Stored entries
——————————
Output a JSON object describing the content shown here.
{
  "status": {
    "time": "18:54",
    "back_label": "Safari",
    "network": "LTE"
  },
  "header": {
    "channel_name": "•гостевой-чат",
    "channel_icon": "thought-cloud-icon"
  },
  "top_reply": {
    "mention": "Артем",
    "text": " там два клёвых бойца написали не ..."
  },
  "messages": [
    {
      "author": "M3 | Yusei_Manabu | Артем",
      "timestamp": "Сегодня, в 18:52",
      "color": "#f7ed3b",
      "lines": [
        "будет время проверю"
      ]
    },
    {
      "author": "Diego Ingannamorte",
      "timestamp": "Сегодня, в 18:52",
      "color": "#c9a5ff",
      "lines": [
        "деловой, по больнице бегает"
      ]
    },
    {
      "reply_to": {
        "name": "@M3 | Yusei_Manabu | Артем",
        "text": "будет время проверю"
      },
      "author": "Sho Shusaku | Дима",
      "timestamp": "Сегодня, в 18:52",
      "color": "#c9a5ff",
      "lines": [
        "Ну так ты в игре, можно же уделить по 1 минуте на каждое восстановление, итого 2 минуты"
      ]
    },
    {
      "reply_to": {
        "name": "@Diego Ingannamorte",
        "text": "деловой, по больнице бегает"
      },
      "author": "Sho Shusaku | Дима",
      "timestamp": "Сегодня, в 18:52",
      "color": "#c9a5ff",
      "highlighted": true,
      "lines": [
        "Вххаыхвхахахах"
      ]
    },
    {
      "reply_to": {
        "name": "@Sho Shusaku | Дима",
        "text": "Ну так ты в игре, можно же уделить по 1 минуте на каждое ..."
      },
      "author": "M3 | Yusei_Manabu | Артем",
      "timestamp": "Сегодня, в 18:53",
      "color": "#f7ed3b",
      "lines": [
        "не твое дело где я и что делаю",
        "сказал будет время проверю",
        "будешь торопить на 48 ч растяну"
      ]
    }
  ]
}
——————————
From the entries, report each line that includes the word "время".

        "будет время проверю"
        "text": "будет время проверю"
        "сказал будет время проверю",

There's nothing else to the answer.